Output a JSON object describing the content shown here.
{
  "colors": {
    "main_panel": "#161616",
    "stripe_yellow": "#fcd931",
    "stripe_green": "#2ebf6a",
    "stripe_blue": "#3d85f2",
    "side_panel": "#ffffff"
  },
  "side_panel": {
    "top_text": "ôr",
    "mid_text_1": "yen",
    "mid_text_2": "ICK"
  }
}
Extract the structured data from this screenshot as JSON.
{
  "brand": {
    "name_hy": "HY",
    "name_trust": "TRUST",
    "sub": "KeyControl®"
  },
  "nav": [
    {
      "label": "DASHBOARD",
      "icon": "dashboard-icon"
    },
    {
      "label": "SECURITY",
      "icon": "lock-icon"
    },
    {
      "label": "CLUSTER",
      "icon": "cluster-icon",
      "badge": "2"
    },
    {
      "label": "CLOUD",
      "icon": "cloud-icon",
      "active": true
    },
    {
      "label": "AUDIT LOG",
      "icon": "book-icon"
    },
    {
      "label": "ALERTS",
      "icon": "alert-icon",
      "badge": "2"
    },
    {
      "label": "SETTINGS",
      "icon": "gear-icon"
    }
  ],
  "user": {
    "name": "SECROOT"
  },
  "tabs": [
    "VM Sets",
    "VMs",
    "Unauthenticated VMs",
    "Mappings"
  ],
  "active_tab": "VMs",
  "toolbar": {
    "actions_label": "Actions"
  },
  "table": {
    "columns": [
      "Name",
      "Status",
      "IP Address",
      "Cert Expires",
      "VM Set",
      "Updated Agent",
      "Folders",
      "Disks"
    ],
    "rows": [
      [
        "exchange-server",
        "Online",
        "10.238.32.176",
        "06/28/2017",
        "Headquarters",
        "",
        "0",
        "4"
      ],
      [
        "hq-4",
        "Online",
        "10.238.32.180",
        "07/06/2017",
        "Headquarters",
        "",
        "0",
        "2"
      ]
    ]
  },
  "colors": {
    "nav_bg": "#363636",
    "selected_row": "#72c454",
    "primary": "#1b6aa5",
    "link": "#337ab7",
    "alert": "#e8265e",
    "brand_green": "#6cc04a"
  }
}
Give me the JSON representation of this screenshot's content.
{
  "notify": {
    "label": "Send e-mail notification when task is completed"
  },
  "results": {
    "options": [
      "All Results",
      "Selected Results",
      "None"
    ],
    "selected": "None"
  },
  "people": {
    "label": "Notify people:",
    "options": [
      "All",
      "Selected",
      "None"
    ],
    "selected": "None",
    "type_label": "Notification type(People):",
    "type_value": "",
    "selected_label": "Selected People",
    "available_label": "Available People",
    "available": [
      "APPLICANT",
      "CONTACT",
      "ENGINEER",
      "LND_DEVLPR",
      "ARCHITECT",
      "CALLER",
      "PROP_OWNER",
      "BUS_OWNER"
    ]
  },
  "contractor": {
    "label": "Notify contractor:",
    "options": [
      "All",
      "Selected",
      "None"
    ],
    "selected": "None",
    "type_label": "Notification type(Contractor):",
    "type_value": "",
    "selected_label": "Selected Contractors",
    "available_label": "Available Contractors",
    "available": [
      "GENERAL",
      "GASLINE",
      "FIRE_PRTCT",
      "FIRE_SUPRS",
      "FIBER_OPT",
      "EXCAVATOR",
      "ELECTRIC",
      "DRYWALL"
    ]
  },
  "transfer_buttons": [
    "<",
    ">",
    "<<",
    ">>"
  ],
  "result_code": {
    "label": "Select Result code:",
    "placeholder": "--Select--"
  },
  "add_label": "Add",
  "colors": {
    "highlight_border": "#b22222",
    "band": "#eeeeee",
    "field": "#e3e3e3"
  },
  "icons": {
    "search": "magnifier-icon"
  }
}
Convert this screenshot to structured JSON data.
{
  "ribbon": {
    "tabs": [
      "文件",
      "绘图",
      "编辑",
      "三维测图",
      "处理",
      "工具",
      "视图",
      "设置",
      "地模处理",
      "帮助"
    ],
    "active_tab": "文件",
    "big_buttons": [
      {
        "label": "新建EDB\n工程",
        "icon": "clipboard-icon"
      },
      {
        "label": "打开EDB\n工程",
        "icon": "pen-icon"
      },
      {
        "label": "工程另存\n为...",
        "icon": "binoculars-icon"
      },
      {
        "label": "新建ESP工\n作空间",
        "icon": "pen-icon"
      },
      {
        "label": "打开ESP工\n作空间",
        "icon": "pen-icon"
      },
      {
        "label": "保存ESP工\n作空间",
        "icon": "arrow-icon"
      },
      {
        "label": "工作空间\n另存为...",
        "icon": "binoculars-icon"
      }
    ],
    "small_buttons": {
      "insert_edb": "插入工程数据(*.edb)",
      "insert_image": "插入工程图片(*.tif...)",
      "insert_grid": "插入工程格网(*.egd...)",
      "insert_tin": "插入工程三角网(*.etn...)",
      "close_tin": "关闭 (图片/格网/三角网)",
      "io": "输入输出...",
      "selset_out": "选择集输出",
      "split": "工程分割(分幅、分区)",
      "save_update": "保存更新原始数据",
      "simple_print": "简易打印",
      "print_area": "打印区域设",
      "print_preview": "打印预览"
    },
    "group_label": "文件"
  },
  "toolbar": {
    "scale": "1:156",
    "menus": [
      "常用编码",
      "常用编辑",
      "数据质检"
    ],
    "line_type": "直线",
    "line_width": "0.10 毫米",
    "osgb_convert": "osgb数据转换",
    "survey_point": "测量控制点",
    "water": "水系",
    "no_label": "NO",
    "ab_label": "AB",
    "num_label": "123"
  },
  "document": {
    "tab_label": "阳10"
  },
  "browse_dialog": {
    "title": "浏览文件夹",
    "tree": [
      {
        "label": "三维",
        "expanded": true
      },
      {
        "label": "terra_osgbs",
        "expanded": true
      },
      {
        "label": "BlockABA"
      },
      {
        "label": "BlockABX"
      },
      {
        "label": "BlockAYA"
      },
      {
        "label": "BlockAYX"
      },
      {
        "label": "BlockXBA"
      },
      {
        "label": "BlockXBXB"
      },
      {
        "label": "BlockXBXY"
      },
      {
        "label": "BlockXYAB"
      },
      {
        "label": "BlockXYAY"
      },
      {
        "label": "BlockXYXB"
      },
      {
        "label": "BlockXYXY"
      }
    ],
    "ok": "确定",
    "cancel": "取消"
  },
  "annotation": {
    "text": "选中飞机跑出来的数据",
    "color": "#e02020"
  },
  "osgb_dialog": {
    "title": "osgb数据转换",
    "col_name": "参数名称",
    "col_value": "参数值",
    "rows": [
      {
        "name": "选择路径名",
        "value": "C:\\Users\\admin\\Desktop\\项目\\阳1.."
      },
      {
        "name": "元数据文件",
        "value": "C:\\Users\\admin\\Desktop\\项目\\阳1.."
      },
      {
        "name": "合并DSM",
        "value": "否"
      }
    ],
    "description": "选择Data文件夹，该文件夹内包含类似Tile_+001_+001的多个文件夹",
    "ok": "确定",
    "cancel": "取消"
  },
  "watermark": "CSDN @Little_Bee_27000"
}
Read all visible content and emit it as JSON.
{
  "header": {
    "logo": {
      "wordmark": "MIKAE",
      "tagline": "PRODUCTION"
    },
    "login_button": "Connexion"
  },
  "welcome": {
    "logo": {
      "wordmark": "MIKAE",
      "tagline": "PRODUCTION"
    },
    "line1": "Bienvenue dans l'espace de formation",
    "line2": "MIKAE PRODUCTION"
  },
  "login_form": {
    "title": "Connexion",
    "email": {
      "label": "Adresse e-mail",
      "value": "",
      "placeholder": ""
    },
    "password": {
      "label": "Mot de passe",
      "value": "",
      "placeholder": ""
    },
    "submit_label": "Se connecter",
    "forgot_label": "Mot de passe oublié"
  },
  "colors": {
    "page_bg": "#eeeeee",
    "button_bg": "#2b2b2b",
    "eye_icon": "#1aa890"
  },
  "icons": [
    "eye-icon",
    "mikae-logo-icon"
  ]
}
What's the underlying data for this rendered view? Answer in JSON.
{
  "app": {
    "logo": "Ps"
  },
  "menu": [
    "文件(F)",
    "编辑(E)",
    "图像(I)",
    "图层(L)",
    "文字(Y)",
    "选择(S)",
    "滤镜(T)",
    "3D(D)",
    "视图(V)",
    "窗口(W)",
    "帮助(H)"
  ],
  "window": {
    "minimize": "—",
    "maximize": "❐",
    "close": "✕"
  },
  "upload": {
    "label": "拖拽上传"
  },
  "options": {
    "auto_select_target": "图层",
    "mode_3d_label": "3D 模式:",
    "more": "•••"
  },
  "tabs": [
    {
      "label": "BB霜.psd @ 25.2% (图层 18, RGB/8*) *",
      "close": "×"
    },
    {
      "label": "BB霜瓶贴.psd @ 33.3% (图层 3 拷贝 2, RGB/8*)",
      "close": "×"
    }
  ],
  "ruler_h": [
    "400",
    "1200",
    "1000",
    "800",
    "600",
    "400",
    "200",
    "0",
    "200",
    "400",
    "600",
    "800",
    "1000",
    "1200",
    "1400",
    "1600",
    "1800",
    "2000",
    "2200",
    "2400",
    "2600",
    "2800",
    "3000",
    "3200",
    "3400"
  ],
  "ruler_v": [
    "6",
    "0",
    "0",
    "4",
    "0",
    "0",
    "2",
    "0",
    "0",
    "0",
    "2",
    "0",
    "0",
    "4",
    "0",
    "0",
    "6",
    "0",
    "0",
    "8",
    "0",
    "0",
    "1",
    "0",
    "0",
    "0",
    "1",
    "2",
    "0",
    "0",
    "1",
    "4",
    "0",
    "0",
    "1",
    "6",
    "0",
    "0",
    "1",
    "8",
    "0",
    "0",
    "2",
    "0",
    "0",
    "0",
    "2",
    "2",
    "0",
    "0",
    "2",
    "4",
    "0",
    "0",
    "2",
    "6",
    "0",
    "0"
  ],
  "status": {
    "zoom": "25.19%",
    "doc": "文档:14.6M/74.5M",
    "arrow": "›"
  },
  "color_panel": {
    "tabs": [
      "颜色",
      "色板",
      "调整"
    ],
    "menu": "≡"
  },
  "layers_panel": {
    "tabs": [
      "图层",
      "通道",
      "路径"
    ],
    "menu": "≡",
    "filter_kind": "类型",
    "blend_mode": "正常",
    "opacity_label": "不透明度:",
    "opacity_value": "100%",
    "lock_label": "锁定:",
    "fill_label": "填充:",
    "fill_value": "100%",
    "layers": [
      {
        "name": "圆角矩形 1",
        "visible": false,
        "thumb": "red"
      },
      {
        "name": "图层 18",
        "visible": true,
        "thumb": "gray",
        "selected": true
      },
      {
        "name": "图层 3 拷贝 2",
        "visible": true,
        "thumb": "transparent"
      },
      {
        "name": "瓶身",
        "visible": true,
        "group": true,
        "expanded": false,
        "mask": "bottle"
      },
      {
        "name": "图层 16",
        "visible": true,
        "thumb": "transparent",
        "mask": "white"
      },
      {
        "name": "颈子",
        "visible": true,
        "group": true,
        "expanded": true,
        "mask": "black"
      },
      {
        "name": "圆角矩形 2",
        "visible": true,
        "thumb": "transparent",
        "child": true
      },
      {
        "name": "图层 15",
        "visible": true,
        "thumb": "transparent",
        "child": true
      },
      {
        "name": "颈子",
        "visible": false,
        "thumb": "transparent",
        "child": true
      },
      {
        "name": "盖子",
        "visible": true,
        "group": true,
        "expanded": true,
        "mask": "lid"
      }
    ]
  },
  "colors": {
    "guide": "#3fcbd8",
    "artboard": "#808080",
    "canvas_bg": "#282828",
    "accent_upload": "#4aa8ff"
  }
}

#####

**Directive**
Every line that holds the word "this" should be extracted.

**Output of the exercise**
Extract the structured data from this screenshot as JSON.
Give me the JSON representation of this screenshot's content.
Convert this screenshot to structured JSON data.
What's the underlying data for this rendered view? Answer in JSON.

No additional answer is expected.